Obiettivo: Trascrivi senza alcuna modifica le righe dei record, dalla prima fino alla riga con "Bar: [530, 660, 920, 1230]", entrambe incluse.

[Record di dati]

────────────────────

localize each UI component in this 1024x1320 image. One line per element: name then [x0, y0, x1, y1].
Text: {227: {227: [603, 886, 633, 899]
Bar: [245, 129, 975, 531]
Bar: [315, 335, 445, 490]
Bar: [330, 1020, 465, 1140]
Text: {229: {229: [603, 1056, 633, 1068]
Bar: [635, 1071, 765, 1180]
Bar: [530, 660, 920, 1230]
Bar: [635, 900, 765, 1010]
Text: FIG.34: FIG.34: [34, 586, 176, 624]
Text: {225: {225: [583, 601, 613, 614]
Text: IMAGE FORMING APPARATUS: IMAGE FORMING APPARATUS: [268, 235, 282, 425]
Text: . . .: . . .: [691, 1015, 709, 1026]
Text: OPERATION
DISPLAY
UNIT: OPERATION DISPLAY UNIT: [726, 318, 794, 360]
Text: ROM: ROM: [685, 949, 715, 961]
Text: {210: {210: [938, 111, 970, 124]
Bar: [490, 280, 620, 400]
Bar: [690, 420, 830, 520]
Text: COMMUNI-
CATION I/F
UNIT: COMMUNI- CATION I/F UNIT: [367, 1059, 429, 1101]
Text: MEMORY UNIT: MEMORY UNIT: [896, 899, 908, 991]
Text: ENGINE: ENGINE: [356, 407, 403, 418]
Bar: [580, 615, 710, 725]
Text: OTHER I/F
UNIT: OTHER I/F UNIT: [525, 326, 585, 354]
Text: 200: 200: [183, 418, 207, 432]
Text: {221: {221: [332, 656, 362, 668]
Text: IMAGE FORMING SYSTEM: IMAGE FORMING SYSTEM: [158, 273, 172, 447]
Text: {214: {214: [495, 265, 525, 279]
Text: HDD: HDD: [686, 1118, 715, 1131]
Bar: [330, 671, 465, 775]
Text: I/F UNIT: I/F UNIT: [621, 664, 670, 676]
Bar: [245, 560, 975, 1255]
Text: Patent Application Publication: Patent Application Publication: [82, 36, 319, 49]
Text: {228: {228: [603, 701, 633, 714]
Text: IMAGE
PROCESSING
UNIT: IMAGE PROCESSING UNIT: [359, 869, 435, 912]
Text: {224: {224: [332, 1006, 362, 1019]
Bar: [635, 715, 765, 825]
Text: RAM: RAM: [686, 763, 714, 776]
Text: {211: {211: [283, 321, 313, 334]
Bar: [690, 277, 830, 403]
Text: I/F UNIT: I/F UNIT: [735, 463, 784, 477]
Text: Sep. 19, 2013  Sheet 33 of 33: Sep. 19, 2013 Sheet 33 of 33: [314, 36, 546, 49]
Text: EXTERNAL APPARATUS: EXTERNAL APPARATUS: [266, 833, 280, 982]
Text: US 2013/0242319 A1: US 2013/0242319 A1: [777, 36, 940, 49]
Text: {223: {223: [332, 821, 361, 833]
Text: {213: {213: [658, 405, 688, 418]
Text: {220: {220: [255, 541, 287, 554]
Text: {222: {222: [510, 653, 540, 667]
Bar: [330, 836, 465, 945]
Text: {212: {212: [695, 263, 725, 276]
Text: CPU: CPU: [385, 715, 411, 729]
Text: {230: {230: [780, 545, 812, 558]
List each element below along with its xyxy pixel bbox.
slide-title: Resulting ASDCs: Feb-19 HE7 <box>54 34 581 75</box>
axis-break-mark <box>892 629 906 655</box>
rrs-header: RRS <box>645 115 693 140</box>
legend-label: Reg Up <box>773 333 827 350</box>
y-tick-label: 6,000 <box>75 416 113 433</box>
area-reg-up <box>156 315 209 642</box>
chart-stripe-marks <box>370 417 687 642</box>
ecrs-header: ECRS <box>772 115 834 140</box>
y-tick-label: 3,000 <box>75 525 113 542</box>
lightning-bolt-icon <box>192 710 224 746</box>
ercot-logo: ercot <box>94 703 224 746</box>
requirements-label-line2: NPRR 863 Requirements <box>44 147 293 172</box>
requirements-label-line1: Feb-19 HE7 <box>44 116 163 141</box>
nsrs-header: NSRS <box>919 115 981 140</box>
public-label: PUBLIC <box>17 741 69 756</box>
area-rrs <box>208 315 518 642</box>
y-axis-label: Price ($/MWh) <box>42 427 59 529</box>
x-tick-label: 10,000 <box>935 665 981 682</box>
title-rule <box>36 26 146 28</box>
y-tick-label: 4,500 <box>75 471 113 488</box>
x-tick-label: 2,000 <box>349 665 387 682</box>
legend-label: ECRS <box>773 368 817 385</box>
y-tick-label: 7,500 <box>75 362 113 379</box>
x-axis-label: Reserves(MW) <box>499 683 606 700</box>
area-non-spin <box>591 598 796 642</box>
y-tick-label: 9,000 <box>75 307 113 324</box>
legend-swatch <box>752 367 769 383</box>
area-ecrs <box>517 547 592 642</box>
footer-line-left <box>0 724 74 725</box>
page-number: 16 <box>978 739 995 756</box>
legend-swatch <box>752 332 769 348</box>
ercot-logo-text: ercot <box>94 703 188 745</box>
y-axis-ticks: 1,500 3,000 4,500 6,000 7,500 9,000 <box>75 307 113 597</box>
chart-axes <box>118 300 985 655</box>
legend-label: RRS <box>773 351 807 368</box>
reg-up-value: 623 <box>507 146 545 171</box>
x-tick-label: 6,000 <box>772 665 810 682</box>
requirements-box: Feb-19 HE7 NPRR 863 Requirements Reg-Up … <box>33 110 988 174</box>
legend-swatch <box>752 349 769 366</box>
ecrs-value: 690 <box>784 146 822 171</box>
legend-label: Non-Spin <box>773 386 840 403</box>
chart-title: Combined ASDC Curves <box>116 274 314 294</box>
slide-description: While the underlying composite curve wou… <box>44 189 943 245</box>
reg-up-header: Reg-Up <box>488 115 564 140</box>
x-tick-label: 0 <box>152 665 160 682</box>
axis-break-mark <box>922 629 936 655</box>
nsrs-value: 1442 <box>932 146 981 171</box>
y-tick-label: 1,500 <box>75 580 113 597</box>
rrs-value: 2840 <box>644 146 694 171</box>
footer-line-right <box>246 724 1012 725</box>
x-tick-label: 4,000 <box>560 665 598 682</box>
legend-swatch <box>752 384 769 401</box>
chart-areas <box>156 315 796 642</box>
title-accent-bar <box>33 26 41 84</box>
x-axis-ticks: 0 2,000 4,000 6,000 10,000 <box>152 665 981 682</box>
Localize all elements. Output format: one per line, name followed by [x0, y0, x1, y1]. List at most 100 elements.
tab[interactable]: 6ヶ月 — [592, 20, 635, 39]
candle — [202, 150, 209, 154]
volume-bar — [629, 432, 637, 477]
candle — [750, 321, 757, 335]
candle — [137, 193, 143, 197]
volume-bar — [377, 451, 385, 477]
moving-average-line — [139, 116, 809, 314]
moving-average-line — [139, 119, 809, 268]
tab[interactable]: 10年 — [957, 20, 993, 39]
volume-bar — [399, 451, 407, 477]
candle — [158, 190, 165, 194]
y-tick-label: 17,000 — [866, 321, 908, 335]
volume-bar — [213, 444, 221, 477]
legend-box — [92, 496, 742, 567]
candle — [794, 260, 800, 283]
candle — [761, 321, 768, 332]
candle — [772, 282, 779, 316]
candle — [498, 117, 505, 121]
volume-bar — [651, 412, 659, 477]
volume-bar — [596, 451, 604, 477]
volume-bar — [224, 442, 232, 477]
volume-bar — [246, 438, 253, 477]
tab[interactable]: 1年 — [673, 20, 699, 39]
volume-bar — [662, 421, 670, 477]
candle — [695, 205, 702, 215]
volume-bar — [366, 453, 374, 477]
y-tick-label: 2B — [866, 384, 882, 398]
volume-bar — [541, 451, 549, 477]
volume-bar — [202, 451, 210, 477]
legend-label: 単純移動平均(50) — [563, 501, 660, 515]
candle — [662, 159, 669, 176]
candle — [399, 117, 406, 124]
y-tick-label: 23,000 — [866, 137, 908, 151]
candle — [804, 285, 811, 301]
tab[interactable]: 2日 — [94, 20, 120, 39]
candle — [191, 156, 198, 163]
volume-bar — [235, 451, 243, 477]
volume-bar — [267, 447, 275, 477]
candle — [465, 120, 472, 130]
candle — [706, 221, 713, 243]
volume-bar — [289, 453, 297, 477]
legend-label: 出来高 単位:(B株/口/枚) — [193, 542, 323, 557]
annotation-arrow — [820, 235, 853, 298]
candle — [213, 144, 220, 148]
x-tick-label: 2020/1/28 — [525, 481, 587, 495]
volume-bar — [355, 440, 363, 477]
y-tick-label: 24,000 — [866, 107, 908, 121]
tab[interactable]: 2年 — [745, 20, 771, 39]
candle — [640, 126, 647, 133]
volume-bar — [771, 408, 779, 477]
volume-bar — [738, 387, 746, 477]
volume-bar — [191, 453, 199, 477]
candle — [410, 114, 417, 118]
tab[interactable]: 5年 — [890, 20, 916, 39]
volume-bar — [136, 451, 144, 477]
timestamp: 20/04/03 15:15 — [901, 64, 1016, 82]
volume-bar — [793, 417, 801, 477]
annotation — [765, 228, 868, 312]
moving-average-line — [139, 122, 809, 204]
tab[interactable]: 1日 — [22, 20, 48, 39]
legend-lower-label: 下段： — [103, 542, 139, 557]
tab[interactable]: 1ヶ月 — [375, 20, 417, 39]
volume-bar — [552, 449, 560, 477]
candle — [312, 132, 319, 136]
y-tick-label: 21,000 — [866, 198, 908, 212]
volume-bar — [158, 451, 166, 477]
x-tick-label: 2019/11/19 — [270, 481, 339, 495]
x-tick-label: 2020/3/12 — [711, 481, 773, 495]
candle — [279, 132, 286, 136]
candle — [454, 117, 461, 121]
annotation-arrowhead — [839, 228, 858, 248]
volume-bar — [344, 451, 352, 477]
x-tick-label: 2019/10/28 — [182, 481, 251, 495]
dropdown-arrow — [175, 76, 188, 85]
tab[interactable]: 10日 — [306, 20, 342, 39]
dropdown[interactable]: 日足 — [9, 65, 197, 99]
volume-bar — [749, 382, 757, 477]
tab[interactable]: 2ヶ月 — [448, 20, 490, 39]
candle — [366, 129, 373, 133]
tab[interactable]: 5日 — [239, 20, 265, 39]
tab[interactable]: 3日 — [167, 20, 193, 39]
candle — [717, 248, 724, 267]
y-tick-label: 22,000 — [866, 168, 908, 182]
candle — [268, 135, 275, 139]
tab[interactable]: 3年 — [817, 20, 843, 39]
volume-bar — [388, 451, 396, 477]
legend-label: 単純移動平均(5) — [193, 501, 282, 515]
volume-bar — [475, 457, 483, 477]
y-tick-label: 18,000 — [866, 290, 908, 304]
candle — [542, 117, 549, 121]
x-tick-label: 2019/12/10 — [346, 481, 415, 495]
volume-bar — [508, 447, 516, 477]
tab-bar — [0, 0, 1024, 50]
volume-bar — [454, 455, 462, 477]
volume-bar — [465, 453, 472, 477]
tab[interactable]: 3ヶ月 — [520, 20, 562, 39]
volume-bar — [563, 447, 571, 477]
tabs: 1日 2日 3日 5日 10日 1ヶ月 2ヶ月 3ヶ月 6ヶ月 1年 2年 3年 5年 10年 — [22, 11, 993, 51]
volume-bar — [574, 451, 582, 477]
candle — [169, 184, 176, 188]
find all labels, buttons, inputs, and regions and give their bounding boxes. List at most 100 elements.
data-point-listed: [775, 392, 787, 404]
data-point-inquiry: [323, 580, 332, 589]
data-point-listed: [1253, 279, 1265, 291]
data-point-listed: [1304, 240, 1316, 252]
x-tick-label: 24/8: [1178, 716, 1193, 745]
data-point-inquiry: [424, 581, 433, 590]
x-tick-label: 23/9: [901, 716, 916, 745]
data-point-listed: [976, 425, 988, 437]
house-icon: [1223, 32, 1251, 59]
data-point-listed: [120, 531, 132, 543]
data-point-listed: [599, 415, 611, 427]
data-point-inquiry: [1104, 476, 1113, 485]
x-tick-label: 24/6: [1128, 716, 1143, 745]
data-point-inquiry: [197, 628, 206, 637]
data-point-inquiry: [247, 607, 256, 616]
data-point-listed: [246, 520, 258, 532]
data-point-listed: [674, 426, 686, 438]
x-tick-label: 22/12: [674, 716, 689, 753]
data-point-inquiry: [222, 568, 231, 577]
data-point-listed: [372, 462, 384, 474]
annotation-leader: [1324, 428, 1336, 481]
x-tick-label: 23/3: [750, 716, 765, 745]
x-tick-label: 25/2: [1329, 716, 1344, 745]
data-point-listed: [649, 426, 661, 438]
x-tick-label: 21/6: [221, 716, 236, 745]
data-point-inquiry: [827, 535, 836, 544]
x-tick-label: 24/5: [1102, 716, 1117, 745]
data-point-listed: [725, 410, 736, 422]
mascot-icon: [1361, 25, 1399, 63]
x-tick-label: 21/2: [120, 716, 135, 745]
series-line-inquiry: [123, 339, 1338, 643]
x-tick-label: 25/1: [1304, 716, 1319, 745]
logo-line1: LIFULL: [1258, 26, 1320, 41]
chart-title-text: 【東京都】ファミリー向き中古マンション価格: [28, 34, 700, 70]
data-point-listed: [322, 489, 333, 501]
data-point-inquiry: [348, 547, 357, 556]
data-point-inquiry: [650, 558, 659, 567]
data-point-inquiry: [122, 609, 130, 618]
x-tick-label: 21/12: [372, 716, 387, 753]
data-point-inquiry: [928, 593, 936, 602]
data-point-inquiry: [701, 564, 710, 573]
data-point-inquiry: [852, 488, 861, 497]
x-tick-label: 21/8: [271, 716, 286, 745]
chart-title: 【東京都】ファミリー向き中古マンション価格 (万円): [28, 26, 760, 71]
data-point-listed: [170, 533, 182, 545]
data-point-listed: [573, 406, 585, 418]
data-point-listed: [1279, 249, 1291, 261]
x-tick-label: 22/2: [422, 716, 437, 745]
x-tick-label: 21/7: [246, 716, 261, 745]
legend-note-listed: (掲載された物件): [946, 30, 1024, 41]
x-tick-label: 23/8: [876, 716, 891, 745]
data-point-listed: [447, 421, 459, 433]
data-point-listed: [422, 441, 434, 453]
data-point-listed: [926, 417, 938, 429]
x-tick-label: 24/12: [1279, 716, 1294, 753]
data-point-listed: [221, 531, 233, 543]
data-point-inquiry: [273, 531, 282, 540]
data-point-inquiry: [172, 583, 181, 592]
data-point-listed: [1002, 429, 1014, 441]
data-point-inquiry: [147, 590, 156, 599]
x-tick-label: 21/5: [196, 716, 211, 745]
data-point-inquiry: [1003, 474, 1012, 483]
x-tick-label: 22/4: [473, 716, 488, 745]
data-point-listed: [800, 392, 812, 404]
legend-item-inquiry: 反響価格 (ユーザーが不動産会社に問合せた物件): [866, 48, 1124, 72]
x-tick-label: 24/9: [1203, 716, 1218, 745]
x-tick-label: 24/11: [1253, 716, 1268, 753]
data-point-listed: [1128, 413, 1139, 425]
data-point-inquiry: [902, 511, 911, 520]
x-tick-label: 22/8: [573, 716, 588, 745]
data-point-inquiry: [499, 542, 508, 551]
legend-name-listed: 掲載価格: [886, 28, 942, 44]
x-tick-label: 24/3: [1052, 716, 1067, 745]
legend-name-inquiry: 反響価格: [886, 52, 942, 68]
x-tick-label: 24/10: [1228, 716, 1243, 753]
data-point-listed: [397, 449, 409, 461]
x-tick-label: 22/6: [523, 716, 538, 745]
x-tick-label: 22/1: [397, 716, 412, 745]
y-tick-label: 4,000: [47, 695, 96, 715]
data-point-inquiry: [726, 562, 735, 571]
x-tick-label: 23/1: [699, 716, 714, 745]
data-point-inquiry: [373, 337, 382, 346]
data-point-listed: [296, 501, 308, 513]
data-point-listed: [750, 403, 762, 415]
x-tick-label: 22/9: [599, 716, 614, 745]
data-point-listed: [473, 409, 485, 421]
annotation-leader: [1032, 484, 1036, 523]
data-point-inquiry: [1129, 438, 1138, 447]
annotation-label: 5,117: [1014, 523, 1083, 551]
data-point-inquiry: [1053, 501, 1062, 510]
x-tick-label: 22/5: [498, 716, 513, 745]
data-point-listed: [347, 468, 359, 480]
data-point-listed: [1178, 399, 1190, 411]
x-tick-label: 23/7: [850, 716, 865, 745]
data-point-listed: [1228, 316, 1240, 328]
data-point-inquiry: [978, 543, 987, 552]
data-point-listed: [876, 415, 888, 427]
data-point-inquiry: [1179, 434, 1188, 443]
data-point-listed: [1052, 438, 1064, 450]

────────────────────

Risposta all'esercizio:
localize each UI component in this 1024x1320 image. One line per element: name then [x0, y0, x1, y1].
Text: {227: {227: [603, 886, 633, 899]
Bar: [245, 129, 975, 531]
Bar: [315, 335, 445, 490]
Bar: [330, 1020, 465, 1140]
Text: {229: {229: [603, 1056, 633, 1068]
Bar: [635, 1071, 765, 1180]
Bar: [530, 660, 920, 1230]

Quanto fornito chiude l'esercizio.